ПОРЯДОК ВЫПОЛНЕНИЯ: Выведите без изменений фрагмент текста о Центральной Азии, который начинается со слов «А в Таджикистане» и продолжается до слов «регионе в целом?» включительно.

Что касается Кыргызстана, то действительно, в стране существует активное гражданское общество, но в целом система не отличается особой стабильностью. Нестабильность в свою очередь является фактором риска для демократических институтов. Она также делает их особенно уязвимыми перед лицом популизма.
Ранее мы уже затронули Туркменистан. В беседах с бывшим туркменским президентом я пытался представить ему узбекский пример «контролируемого открытия» страны. У меня сложилось впечатление, что он заинтересовался, но никаких подвижек в этом направлении мы не увидели. Будем наблюдать, осмелится ли нынешний президент, которого я знал в то время вице-министром иностранных дел, на подобный шаг и будет ли у него пространство для маневра, чтобы сделать какие-то первые шаги или нет.
А в Таджикистане нам предстоит увидеть, что принесет транзит в пострахмоновский мир. Принесет ли он положительные изменения? Этот вопрос остается в воздухе.
Еще одной проблемной областью вопросов безопасности в Центральной Азии является безопасность человека – всеобъемлющее понятие, включающее множество аспектов, таких как экономическая, экологическая, личная, продовольственная и другие виды безопасности. Регион сильно пострадал от пандемии COVID-19 и других угроз. Какой вы видите роль мультилатерализма – международных институтов и агентств развития в смягчении сложных вызовов для граждан Центральной Азии и поддержке безопасности человека в регионе в целом?

Записи, взятые из набора данных:

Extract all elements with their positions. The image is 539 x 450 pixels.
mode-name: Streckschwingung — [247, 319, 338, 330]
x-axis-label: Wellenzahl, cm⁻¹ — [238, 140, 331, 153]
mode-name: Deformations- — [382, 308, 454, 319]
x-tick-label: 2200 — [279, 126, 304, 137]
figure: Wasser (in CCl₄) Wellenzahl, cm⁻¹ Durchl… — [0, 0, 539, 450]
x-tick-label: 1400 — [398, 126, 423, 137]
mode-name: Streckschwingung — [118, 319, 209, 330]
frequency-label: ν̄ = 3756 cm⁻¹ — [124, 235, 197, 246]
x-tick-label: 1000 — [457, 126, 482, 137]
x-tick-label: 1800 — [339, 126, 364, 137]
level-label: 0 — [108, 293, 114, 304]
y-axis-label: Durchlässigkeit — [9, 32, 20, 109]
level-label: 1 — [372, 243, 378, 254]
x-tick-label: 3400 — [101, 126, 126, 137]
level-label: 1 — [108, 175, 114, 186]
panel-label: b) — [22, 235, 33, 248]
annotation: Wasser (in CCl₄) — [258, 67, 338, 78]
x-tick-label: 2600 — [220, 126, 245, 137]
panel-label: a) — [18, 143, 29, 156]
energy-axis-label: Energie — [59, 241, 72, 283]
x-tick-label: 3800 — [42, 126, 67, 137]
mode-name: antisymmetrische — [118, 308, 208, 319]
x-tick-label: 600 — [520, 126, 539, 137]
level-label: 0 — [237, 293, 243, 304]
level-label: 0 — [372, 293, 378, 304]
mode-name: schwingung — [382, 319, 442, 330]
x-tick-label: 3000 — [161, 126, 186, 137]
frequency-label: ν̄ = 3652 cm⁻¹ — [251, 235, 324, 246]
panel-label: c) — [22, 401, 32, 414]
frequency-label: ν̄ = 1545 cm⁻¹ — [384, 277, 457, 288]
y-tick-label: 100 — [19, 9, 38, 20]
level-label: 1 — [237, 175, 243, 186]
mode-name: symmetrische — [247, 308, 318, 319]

РЕШЕНИЕ ЗАДАНИЯ:
А в Таджикистане нам предстоит увидеть, что принесет транзит в пострахмоновский мир. Принесет ли он положительные изменения? Этот вопрос остается в воздухе.
Еще одной проблемной областью вопросов безопасности в Центральной Азии является безопасность человека – всеобъемлющее понятие, включающее множество аспектов, таких как экономическая, экологическая, личная, продовольственная и другие виды безопасности. Регион сильно пострадал от пандемии COVID-19 и других угроз. Какой вы видите роль мультилатерализма – международных институтов и агентств развития в смягчении сложных вызовов для граждан Центральной Азии и поддержке безопасности человека в регионе в целом?